# What is being asked
Output only the count of lines that contain "structured".

Figure data in JSON
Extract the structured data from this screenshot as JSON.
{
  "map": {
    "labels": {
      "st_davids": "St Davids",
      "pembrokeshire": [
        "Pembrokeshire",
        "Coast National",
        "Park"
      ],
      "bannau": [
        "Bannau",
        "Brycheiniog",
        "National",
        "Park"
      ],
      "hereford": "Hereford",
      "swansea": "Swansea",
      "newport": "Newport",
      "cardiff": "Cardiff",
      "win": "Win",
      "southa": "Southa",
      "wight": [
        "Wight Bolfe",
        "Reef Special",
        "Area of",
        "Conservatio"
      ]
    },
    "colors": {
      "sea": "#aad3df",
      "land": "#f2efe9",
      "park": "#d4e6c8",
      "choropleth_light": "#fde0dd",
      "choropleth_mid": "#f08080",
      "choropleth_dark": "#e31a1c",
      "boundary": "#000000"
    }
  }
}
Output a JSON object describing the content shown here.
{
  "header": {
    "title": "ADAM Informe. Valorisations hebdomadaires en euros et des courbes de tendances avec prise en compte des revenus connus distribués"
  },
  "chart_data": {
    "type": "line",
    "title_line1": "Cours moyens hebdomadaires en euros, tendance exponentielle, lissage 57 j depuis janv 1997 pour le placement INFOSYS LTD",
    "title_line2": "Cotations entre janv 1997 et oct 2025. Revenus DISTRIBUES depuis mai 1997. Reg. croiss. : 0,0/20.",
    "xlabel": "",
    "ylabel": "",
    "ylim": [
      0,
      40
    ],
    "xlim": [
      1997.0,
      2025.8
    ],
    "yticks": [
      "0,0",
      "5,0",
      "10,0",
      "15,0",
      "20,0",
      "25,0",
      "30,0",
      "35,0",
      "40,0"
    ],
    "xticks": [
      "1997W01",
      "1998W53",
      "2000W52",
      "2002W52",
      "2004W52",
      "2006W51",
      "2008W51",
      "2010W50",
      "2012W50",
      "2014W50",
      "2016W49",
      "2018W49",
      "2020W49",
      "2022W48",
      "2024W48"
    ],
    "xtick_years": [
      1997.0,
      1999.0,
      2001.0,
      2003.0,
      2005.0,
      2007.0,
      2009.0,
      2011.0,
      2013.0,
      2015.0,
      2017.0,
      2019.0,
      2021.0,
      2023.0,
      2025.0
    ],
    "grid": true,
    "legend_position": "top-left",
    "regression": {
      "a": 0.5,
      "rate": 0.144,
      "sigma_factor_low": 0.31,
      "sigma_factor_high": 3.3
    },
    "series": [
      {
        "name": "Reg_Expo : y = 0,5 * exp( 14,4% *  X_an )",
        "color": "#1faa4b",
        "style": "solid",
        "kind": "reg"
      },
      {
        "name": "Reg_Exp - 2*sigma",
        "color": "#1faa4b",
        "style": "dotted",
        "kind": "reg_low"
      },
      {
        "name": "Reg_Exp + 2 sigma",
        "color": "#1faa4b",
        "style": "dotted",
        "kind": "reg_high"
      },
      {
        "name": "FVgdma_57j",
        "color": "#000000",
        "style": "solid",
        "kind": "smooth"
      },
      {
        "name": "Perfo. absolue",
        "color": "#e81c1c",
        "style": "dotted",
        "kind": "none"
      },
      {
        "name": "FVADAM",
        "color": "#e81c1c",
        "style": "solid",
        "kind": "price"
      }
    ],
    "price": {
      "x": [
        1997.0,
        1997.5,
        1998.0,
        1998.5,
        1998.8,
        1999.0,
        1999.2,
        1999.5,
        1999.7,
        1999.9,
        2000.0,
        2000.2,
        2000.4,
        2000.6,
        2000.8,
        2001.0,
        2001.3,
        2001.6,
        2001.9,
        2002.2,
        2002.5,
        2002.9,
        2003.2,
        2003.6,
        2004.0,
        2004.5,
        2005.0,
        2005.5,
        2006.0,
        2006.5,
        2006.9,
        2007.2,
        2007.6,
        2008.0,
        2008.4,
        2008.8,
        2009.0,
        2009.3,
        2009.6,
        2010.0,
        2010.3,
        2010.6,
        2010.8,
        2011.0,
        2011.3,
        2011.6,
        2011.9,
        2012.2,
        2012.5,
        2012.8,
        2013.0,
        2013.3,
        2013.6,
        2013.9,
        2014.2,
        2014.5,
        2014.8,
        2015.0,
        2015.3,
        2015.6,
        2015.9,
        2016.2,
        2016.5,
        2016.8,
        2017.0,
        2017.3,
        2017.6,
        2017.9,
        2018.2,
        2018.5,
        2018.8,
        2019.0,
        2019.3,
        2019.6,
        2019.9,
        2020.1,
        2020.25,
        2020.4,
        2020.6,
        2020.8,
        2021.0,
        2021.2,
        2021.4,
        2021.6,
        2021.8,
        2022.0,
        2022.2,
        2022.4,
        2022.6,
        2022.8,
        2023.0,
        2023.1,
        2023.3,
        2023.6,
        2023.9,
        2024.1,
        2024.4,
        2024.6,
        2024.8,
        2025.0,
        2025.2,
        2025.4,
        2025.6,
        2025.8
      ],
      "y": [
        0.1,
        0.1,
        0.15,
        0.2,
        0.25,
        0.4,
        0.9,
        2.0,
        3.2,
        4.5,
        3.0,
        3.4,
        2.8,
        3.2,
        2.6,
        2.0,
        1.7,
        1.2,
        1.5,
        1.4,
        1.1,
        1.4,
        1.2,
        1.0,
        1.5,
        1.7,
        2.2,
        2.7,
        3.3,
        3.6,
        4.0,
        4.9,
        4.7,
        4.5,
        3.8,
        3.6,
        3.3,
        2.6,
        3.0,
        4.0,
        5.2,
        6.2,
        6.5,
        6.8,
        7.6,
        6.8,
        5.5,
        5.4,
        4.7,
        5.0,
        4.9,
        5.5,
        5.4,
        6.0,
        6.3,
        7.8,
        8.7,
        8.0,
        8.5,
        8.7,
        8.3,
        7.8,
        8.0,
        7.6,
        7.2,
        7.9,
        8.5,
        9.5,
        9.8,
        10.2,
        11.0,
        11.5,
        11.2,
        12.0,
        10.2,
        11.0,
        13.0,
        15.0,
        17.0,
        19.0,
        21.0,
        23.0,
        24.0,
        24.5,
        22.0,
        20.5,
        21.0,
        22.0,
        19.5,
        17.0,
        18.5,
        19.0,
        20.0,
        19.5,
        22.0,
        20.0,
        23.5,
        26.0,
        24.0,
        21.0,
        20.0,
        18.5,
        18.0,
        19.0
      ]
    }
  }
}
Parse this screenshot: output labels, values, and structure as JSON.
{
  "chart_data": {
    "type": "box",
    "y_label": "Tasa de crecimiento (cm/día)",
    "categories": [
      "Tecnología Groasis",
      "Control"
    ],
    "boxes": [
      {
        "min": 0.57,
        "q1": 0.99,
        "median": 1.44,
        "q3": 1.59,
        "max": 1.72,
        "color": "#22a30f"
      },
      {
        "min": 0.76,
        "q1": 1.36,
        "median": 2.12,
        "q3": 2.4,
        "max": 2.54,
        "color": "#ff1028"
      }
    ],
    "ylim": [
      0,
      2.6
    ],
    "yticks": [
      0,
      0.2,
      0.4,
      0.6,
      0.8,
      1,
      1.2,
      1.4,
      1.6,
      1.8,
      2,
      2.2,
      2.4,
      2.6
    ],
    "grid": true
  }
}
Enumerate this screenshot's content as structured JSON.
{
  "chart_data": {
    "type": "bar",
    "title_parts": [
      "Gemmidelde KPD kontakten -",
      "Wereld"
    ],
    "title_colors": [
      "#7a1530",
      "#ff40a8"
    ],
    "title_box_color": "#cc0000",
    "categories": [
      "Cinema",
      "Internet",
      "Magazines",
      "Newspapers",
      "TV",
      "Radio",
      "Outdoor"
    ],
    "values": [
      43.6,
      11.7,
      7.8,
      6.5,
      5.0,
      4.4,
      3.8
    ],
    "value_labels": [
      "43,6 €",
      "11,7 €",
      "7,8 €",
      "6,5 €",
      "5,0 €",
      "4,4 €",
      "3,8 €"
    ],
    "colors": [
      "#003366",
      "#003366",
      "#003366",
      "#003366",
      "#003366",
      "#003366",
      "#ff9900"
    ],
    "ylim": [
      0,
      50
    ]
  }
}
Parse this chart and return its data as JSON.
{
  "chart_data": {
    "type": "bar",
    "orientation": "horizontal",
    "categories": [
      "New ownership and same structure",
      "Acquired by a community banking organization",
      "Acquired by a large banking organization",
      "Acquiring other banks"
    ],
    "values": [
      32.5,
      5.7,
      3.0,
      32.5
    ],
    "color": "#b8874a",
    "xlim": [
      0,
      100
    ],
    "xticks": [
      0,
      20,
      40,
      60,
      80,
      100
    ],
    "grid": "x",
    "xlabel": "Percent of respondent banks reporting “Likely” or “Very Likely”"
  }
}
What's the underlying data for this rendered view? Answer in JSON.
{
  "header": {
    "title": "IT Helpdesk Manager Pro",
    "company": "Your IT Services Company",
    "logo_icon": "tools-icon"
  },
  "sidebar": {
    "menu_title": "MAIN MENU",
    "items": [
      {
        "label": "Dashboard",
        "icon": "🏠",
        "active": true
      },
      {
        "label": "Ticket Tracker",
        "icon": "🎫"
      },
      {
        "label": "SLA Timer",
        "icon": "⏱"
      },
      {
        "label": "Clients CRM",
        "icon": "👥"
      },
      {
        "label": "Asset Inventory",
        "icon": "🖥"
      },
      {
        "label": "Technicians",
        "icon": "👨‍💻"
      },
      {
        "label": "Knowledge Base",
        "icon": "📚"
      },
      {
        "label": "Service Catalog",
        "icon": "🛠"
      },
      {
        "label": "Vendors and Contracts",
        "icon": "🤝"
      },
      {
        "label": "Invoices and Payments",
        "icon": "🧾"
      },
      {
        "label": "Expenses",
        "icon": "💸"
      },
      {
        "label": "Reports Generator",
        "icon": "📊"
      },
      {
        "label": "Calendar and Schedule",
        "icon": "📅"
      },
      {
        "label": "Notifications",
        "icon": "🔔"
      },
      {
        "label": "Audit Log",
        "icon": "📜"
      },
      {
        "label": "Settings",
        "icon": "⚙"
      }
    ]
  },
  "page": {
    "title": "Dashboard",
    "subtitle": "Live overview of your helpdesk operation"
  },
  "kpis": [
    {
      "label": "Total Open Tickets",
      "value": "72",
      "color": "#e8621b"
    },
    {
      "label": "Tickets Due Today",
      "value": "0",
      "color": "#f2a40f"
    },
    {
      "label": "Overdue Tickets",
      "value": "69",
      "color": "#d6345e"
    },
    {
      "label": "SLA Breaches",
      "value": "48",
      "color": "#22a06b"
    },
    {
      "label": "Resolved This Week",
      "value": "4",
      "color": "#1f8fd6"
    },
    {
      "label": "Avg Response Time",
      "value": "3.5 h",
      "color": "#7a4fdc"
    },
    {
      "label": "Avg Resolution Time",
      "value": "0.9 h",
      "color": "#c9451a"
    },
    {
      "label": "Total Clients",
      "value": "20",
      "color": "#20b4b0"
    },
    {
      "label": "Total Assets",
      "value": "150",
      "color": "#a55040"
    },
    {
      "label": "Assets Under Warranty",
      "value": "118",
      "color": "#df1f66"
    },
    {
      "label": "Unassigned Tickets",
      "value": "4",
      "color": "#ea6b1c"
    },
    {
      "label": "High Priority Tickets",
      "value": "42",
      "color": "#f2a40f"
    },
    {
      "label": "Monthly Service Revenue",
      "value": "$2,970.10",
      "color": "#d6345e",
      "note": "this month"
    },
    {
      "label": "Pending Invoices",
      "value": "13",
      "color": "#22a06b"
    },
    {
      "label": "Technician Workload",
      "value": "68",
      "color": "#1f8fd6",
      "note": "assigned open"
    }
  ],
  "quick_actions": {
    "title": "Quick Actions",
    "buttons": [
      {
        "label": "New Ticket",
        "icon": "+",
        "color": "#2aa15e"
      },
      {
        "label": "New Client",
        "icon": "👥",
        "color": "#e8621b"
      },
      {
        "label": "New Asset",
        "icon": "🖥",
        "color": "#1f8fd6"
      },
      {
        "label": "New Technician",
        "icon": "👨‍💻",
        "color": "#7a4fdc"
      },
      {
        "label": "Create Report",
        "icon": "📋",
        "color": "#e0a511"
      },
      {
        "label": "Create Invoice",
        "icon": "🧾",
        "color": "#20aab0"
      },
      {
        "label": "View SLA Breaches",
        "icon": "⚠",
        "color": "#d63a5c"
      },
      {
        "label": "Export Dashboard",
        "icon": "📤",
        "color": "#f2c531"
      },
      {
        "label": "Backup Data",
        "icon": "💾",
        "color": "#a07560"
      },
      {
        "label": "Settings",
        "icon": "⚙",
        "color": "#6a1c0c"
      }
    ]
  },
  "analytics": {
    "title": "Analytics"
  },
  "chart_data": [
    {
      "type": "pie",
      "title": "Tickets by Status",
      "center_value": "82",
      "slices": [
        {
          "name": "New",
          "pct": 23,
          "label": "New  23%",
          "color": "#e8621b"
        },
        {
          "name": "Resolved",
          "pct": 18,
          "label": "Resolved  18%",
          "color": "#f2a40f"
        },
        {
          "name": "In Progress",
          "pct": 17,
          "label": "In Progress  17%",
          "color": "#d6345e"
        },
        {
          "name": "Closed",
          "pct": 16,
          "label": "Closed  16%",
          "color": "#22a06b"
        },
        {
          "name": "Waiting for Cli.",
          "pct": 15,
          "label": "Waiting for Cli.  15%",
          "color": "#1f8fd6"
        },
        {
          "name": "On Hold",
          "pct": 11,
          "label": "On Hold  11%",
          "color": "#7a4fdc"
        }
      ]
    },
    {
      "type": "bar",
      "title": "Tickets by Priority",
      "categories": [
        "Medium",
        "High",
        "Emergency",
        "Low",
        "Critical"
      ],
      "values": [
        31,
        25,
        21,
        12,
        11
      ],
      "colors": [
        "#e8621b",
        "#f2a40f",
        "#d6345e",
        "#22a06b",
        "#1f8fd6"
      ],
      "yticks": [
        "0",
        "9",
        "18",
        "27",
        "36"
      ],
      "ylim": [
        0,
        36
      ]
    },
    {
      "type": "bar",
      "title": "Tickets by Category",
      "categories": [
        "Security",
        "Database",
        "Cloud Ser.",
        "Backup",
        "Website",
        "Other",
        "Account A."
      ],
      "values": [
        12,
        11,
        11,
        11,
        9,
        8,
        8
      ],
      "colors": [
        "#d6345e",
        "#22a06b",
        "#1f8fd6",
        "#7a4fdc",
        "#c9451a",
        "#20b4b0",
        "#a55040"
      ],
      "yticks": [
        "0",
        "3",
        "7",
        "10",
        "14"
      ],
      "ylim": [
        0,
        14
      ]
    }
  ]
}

# Problem solution
2